--- Start Data supplied ---
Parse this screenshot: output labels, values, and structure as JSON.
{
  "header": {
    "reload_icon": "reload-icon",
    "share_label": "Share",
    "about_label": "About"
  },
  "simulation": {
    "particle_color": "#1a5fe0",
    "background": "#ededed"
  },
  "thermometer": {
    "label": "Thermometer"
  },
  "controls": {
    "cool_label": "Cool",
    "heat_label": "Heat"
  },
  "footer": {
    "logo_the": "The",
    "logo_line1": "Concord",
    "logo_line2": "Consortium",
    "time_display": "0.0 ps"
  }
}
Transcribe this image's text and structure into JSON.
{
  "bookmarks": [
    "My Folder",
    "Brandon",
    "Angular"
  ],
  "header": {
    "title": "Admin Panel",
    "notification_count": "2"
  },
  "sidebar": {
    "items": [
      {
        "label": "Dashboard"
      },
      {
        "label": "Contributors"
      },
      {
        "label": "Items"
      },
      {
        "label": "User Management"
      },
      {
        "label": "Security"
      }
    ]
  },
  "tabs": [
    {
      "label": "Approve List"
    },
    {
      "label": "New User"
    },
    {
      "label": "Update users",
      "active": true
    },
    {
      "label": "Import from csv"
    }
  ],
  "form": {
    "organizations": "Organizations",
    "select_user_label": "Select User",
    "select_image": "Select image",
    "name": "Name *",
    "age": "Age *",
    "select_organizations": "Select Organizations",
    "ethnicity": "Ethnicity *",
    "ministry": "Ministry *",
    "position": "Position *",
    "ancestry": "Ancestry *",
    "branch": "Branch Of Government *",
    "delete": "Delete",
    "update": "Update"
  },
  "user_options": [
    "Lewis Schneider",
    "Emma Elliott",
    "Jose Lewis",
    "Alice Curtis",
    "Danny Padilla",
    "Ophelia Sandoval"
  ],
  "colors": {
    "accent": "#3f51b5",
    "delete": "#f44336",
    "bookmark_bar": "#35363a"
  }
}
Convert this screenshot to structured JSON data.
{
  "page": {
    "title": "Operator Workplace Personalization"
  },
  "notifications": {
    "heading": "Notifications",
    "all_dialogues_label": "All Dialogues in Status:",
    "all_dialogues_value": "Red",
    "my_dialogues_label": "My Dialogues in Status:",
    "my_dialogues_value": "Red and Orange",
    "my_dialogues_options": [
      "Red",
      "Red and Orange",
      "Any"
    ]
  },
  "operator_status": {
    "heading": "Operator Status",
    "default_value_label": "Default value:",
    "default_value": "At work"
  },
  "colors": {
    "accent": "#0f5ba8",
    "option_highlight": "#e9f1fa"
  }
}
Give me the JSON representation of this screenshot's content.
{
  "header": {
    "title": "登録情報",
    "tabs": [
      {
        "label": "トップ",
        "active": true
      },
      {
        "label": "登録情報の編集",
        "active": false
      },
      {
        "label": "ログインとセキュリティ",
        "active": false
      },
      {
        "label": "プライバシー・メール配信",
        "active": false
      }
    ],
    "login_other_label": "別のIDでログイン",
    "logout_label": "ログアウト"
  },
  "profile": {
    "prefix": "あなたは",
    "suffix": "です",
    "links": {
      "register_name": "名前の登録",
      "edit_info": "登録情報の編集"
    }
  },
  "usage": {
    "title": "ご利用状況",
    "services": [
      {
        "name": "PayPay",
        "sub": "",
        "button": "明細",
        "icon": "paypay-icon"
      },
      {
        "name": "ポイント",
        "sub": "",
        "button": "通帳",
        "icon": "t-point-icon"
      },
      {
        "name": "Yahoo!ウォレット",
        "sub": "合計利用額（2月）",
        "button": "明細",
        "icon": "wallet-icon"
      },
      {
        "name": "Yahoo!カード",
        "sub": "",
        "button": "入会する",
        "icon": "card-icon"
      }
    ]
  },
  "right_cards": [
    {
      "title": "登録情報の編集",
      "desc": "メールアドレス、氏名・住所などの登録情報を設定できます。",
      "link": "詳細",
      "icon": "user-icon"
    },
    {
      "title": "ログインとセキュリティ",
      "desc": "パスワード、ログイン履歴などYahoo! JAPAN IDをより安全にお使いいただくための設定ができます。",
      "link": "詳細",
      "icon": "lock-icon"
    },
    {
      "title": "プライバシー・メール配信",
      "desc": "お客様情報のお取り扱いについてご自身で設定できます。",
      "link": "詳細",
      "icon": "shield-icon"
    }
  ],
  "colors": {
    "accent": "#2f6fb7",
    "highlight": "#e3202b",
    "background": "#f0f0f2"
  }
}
--- End Data supplied ---
**Your instructions**
Set all of the records down again, exactly as they stand.

**Task output**
Parse this screenshot: output labels, values, and structure as JSON.
{
  "header": {
    "reload_icon": "reload-icon",
    "share_label": "Share",
    "about_label": "About"
  },
  "simulation": {
    "particle_color": "#1a5fe0",
    "background": "#ededed"
  },
  "thermometer": {
    "label": "Thermometer"
  },
  "controls": {
    "cool_label": "Cool",
    "heat_label": "Heat"
  },
  "footer": {
    "logo_the": "The",
    "logo_line1": "Concord",
    "logo_line2": "Consortium",
    "time_display": "0.0 ps"
  }
}
Transcribe this image's text and structure into JSON.
{
  "bookmarks": [
    "My Folder",
    "Brandon",
    "Angular"
  ],
  "header": {
    "title": "Admin Panel",
    "notification_count": "2"
  },
  "sidebar": {
    "items": [
      {
        "label": "Dashboard"
      },
      {
        "label": "Contributors"
      },
      {
        "label": "Items"
      },
      {
        "label": "User Management"
      },
      {
        "label": "Security"
      }
    ]
  },
  "tabs": [
    {
      "label": "Approve List"
    },
    {
      "label": "New User"
    },
    {
      "label": "Update users",
      "active": true
    },
    {
      "label": "Import from csv"
    }
  ],
  "form": {
    "organizations": "Organizations",
    "select_user_label": "Select User",
    "select_image": "Select image",
    "name": "Name *",
    "age": "Age *",
    "select_organizations": "Select Organizations",
    "ethnicity": "Ethnicity *",
    "ministry": "Ministry *",
    "position": "Position *",
    "ancestry": "Ancestry *",
    "branch": "Branch Of Government *",
    "delete": "Delete",
    "update": "Update"
  },
  "user_options": [
    "Lewis Schneider",
    "Emma Elliott",
    "Jose Lewis",
    "Alice Curtis",
    "Danny Padilla",
    "Ophelia Sandoval"
  ],
  "colors": {
    "accent": "#3f51b5",
    "delete": "#f44336",
    "bookmark_bar": "#35363a"
  }
}
Convert this screenshot to structured JSON data.
{
  "page": {
    "title": "Operator Workplace Personalization"
  },
  "notifications": {
    "heading": "Notifications",
    "all_dialogues_label": "All Dialogues in Status:",
    "all_dialogues_value": "Red",
    "my_dialogues_label": "My Dialogues in Status:",
    "my_dialogues_value": "Red and Orange",
    "my_dialogues_options": [
      "Red",
      "Red and Orange",
      "Any"
    ]
  },
  "operator_status": {
    "heading": "Operator Status",
    "default_value_label": "Default value:",
    "default_value": "At work"
  },
  "colors": {
    "accent": "#0f5ba8",
    "option_highlight": "#e9f1fa"
  }
}
Give me the JSON representation of this screenshot's content.
{
  "header": {
    "title": "登録情報",
    "tabs": [
      {
        "label": "トップ",
        "active": true
      },
      {
        "label": "登録情報の編集",
        "active": false
      },
      {
        "label": "ログインとセキュリティ",
        "active": false
      },
      {
        "label": "プライバシー・メール配信",
        "active": false
      }
    ],
    "login_other_label": "別のIDでログイン",
    "logout_label": "ログアウト"
  },
  "profile": {
    "prefix": "あなたは",
    "suffix": "です",
    "links": {
      "register_name": "名前の登録",
      "edit_info": "登録情報の編集"
    }
  },
  "usage": {
    "title": "ご利用状況",
    "services": [
      {
        "name": "PayPay",
        "sub": "",
        "button": "明細",
        "icon": "paypay-icon"
      },
      {
        "name": "ポイント",
        "sub": "",
        "button": "通帳",
        "icon": "t-point-icon"
      },
      {
        "name": "Yahoo!ウォレット",
        "sub": "合計利用額（2月）",
        "button": "明細",
        "icon": "wallet-icon"
      },
      {
        "name": "Yahoo!カード",
        "sub": "",
        "button": "入会する",
        "icon": "card-icon"
      }
    ]
  },
  "right_cards": [
    {
      "title": "登録情報の編集",
      "desc": "メールアドレス、氏名・住所などの登録情報を設定できます。",
      "link": "詳細",
      "icon": "user-icon"
    },
    {
      "title": "ログインとセキュリティ",
      "desc": "パスワード、ログイン履歴などYahoo! JAPAN IDをより安全にお使いいただくための設定ができます。",
      "link": "詳細",
      "icon": "lock-icon"
    },
    {
      "title": "プライバシー・メール配信",
      "desc": "お客様情報のお取り扱いについてご自身で設定できます。",
      "link": "詳細",
      "icon": "shield-icon"
    }
  ],
  "colors": {
    "accent": "#2f6fb7",
    "highlight": "#e3202b",
    "background": "#f0f0f2"
  }
}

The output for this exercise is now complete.